====== RECORDS SUPPLIED

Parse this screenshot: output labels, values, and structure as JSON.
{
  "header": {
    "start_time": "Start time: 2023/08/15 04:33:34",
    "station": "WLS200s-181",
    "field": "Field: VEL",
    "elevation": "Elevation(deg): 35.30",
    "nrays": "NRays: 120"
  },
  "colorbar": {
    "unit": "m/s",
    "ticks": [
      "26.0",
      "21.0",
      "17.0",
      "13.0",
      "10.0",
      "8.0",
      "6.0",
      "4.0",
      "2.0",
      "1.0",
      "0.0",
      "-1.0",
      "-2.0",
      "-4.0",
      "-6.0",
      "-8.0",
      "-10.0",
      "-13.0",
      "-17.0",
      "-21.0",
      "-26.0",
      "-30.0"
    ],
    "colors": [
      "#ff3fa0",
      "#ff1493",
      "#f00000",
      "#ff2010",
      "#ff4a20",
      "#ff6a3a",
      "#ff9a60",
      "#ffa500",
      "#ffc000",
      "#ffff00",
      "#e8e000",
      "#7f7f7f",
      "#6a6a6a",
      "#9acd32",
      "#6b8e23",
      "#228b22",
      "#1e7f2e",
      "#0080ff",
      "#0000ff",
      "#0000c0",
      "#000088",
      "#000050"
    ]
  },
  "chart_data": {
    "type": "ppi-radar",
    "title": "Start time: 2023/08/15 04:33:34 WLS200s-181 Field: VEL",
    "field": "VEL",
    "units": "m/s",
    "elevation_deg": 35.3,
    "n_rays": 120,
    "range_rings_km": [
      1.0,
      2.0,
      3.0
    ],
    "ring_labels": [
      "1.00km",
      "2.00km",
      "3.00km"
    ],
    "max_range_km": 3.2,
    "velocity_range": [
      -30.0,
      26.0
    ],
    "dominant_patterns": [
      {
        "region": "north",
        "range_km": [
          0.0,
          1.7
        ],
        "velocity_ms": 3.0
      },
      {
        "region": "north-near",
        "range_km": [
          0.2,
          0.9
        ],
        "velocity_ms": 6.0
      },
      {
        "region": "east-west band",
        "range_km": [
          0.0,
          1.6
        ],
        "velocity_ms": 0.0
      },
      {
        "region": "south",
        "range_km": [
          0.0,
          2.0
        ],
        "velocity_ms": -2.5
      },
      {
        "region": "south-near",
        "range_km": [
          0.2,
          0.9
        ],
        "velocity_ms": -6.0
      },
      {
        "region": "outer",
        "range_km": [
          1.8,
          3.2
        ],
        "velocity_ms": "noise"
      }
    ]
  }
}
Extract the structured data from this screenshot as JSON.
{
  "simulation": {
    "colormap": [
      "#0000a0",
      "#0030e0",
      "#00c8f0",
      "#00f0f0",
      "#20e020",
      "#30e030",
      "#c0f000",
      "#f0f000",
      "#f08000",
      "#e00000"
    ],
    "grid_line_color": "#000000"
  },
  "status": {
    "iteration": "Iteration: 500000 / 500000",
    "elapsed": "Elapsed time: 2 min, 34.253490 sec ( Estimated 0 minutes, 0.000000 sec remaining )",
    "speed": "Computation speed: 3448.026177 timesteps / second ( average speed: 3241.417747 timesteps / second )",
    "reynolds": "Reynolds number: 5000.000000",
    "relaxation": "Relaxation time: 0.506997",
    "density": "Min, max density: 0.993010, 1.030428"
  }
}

============

The lines to quote run from the one containing "Extract the structured" through the final line of the material above; please give them exactly, both ends included, and nothing else.

## [RESULT]
Extract the structured data from this screenshot as JSON.
{
  "simulation": {
    "colormap": [
      "#0000a0",
      "#0030e0",
      "#00c8f0",
      "#00f0f0",
      "#20e020",
      "#30e030",
      "#c0f000",
      "#f0f000",
      "#f08000",
      "#e00000"
    ],
    "grid_line_color": "#000000"
  },
  "status": {
    "iteration": "Iteration: 500000 / 500000",
    "elapsed": "Elapsed time: 2 min, 34.253490 sec ( Estimated 0 minutes, 0.000000 sec remaining )",
    "speed": "Computation speed: 3448.026177 timesteps / second ( average speed: 3241.417747 timesteps / second )",
    "reynolds": "Reynolds number: 5000.000000",
    "relaxation": "Relaxation time: 0.506997",
    "density": "Min, max density: 0.993010, 1.030428"
  }
}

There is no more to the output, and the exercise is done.